§ Exercise
Pull every line containing "chevron" from the entries.

§ Records supplied
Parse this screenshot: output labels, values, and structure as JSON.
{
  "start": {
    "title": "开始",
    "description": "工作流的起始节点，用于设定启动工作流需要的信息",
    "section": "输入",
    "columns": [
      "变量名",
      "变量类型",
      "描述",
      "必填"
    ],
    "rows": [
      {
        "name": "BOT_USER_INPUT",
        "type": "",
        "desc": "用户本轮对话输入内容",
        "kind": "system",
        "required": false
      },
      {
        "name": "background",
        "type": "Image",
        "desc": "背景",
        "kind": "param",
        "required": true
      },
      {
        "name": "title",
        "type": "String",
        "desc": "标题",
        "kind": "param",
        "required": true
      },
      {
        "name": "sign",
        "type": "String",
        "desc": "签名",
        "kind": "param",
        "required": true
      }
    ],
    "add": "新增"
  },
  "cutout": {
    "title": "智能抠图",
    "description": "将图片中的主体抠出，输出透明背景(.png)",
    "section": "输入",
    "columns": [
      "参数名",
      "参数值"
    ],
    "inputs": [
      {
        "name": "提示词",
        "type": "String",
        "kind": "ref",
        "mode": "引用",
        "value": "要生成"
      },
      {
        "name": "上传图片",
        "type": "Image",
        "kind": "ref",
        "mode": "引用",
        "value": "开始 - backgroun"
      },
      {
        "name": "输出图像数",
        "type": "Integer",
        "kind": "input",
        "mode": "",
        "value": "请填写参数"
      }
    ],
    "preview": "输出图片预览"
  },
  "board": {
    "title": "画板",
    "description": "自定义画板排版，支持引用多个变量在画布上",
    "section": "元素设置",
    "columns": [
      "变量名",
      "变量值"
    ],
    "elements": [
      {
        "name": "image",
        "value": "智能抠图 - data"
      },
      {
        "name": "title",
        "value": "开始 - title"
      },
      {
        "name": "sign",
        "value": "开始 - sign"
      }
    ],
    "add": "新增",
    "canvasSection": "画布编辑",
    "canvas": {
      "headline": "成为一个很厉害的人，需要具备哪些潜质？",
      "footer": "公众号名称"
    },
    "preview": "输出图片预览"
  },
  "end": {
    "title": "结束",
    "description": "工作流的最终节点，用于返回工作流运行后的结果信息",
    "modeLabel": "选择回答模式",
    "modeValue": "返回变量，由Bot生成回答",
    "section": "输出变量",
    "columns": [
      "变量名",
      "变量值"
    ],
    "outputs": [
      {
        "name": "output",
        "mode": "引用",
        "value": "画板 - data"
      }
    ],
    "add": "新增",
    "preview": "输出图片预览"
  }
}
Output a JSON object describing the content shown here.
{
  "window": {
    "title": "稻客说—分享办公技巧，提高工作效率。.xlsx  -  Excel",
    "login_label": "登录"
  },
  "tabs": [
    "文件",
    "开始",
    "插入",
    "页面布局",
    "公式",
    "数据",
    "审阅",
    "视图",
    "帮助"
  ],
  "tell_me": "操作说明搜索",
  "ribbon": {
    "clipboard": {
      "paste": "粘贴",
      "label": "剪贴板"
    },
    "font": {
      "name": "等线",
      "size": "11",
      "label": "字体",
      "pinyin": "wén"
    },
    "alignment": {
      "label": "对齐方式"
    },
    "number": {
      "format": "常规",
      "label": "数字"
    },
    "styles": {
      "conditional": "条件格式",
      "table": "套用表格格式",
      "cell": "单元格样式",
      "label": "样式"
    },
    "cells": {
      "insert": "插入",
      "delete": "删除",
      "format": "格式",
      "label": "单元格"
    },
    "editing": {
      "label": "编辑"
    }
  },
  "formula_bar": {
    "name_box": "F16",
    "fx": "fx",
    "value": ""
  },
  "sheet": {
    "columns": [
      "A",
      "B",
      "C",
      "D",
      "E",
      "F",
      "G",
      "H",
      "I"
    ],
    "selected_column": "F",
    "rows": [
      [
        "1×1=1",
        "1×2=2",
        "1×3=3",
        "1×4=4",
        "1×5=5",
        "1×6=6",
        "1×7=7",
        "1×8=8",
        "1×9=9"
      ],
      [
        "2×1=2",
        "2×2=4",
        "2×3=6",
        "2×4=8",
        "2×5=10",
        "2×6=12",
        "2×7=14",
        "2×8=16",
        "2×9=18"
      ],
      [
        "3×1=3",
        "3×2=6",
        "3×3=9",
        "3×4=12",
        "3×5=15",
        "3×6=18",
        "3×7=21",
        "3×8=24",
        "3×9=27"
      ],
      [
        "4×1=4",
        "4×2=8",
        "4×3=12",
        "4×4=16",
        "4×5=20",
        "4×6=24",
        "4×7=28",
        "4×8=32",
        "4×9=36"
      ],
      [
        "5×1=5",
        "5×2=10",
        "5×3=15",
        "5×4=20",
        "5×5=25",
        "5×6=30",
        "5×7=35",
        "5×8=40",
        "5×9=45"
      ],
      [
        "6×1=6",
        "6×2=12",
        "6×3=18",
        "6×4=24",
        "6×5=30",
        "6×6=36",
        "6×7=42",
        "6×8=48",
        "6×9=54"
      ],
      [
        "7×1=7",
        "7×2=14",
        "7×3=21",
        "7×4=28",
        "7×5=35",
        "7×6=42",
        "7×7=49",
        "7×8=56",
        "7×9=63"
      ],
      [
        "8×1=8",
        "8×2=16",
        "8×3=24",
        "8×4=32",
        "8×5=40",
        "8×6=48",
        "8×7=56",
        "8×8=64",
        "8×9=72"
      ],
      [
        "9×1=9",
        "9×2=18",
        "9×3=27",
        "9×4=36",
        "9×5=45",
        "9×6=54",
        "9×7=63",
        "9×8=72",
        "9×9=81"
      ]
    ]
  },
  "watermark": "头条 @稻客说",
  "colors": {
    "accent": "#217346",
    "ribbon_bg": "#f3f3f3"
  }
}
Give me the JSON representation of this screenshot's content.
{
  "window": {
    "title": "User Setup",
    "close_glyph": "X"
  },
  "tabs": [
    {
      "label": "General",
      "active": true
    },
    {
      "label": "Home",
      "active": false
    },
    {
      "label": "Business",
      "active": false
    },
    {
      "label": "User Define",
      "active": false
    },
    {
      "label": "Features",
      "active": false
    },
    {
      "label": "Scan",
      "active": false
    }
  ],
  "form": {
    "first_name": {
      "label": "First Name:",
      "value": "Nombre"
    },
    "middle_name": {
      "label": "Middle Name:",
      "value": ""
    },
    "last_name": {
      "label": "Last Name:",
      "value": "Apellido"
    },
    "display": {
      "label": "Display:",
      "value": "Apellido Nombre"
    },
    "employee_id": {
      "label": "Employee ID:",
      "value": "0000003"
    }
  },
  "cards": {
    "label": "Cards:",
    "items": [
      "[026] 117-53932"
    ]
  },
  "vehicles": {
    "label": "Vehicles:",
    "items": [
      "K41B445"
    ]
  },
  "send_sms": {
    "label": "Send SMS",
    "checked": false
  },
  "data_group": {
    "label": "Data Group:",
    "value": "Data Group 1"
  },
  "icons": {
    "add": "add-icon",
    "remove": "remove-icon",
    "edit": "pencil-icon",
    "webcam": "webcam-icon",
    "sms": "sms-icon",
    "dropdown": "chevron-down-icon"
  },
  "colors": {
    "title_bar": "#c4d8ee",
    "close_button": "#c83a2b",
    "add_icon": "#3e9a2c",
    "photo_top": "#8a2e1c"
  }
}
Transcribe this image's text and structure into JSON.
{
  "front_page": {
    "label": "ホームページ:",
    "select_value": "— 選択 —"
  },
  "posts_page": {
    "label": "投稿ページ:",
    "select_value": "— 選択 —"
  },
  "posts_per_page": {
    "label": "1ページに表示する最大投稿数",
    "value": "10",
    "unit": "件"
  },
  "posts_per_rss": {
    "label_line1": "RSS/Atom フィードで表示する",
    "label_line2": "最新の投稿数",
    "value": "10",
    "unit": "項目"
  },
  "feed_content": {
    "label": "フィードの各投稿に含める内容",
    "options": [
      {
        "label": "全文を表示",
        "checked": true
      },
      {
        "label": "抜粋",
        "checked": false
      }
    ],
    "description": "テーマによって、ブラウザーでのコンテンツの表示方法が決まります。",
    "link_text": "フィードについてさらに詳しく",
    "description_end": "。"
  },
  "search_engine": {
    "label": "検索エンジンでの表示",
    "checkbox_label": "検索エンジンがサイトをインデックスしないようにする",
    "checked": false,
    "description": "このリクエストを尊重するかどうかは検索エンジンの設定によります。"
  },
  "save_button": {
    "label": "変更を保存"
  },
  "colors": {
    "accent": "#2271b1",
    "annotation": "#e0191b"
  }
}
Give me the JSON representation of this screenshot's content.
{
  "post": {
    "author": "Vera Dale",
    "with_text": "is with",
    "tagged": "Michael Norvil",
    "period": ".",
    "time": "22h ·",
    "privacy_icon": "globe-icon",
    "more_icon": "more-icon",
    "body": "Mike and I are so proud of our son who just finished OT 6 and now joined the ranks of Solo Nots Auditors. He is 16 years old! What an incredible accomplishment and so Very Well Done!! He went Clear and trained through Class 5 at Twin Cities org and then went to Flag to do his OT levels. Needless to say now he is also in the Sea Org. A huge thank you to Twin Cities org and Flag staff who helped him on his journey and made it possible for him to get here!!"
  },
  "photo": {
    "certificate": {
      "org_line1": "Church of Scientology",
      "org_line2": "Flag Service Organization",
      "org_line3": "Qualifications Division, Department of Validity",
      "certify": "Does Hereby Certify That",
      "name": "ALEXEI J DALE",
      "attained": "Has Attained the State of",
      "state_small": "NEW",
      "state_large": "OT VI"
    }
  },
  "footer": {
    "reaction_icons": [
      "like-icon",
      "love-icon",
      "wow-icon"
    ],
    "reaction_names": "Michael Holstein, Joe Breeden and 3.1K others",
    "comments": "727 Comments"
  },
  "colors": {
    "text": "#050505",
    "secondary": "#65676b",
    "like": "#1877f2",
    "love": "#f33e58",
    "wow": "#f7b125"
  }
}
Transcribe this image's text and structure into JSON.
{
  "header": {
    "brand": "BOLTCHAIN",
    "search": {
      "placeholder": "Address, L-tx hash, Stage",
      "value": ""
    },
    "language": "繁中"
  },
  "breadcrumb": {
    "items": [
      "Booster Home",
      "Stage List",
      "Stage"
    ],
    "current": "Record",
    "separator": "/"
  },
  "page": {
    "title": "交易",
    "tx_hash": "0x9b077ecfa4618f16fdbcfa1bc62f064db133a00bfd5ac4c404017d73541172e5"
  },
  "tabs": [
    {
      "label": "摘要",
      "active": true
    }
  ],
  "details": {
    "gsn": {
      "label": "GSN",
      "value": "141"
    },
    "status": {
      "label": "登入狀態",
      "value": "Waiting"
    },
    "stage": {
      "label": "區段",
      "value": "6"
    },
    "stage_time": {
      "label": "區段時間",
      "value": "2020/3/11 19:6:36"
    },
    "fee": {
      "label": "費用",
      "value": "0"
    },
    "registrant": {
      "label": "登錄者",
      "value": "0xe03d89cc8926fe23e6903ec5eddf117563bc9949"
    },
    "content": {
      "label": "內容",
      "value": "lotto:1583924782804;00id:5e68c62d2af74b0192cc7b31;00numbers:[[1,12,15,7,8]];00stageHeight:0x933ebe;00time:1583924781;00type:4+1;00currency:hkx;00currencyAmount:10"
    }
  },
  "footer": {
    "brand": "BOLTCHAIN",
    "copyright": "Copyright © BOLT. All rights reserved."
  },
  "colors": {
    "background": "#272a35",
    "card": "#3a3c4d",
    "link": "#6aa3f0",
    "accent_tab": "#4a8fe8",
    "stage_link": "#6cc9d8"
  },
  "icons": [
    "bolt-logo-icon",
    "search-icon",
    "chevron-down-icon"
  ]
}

§ Finished answer
    "dropdown": "chevron-down-icon"
    "chevron-down-icon"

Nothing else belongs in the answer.